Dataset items
--- begin ---

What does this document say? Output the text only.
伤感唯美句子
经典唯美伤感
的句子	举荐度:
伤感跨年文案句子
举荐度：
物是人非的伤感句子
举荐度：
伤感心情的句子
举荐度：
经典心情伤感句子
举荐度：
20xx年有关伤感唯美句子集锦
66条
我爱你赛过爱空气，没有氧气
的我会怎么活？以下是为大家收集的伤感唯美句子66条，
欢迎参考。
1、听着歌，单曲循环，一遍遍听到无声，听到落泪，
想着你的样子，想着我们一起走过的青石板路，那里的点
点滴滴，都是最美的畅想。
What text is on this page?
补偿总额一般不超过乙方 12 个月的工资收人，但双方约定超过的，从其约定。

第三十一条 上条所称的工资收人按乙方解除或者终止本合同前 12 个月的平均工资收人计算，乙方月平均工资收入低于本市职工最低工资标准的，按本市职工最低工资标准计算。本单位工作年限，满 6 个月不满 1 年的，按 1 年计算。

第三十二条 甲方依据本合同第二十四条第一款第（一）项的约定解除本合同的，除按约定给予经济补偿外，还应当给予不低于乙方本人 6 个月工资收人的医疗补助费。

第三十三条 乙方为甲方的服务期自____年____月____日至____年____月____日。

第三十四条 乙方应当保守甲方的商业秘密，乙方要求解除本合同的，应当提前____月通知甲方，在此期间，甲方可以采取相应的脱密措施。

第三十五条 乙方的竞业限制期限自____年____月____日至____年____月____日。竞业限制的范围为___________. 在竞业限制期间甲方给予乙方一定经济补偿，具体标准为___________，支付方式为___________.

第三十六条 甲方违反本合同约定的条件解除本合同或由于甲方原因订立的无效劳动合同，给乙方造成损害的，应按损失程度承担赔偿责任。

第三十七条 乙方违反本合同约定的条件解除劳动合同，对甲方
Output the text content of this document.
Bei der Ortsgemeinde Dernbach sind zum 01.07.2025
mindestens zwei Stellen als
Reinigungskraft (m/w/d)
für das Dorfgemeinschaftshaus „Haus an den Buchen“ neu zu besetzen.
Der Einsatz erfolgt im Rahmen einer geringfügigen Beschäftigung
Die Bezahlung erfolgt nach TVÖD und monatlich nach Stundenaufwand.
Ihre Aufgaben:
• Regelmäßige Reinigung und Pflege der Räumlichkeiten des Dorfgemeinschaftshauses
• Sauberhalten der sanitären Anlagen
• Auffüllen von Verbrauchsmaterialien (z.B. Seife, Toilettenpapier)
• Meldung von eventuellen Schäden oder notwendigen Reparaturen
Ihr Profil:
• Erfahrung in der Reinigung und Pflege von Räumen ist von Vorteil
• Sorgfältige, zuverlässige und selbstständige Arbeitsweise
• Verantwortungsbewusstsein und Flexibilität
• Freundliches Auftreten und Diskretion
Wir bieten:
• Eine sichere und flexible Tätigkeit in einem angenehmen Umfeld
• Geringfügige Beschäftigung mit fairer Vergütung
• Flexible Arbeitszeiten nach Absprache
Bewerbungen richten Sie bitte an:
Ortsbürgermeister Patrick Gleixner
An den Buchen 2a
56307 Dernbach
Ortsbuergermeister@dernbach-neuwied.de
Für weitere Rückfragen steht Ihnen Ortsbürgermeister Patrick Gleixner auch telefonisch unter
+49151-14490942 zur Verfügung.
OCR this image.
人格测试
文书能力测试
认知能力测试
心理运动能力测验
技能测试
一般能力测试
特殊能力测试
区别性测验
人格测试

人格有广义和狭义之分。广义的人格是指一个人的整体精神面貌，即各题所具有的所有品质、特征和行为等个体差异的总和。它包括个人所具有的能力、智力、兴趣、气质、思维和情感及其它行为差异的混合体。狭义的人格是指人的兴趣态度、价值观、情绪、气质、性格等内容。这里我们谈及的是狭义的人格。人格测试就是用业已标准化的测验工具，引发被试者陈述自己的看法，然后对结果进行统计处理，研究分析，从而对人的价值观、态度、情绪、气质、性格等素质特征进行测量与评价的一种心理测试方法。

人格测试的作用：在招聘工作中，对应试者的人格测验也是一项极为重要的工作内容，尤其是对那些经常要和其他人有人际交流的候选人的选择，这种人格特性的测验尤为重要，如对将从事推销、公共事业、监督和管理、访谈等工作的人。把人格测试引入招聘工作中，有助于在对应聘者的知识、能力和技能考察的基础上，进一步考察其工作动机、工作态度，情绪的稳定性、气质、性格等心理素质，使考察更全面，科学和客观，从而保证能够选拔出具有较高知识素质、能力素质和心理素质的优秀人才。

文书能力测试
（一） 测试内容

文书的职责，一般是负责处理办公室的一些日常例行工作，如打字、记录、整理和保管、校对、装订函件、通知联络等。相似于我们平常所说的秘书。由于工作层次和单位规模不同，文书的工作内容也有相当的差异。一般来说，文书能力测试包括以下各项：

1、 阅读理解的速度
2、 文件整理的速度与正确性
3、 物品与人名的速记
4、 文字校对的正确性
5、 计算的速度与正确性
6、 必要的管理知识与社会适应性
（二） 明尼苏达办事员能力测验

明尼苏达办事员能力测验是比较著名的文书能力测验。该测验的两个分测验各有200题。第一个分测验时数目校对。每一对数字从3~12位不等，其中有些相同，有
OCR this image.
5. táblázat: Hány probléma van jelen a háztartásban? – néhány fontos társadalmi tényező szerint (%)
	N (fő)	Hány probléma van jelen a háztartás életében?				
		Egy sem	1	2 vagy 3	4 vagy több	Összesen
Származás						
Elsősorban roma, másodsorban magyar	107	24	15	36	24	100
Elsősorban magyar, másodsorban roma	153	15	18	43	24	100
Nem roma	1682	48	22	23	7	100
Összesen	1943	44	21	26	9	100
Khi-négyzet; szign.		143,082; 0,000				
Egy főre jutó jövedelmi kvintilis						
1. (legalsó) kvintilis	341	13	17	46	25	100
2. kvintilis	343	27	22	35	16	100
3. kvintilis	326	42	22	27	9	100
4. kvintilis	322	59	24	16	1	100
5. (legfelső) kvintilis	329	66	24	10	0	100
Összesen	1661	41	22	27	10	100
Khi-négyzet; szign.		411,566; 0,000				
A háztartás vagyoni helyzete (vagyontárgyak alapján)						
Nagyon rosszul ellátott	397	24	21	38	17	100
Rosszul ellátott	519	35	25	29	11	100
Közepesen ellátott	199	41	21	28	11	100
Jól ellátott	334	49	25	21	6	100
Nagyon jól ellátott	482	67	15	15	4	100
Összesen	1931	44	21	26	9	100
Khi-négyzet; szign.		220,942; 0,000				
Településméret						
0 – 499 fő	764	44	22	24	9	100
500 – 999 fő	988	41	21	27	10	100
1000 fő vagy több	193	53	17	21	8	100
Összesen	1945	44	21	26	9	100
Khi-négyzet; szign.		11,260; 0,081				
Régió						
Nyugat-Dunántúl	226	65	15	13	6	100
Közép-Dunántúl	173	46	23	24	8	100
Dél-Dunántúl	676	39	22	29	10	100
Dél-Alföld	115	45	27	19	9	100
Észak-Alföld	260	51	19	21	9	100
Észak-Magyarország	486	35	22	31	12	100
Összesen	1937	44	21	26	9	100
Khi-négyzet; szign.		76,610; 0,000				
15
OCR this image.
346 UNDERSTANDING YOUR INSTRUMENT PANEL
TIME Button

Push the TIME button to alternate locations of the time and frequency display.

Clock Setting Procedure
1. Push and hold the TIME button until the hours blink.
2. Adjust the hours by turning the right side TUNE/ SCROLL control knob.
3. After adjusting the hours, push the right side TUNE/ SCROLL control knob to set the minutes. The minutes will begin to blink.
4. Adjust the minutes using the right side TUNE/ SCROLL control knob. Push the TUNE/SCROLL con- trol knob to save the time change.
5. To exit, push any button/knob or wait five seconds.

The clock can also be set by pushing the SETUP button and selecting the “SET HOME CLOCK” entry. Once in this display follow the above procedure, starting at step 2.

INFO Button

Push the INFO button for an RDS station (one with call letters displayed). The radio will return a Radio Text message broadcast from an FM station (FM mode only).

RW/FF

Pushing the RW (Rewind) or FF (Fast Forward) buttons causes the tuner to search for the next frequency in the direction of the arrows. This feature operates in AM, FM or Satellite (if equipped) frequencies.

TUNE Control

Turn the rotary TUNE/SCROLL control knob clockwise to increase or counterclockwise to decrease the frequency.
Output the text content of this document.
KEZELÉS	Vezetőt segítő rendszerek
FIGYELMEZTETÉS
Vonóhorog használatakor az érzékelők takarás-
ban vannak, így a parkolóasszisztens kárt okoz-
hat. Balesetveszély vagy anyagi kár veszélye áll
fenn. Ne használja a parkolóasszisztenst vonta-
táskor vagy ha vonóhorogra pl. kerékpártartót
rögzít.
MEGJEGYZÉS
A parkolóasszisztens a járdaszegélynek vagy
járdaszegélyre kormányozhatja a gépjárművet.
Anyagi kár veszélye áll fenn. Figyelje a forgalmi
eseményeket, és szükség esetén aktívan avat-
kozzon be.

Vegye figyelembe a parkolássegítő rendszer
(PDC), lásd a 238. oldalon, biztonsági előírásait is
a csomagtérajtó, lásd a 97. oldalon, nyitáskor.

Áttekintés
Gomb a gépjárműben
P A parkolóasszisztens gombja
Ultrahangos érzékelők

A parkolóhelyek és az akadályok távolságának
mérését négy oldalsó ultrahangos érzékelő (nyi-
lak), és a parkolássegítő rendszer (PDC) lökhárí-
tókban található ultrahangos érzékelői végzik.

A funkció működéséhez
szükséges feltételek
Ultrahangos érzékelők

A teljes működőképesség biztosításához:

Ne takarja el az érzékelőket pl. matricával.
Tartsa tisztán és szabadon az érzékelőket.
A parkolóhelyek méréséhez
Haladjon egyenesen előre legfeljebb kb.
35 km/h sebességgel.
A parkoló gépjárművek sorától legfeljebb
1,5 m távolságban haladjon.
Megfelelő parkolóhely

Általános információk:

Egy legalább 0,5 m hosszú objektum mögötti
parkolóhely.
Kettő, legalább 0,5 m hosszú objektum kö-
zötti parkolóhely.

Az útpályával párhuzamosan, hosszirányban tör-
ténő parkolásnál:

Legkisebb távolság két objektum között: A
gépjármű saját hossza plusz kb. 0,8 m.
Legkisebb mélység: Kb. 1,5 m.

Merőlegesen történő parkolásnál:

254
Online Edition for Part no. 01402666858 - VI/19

--- end ---

Challenge - Read through the entries and copy every line that includes "hosszú".

Answer to the problem -
Egy legalább 0,5 m hosszú objektum mögötti
Kettő, legalább 0,5 m hosszú objektum kö-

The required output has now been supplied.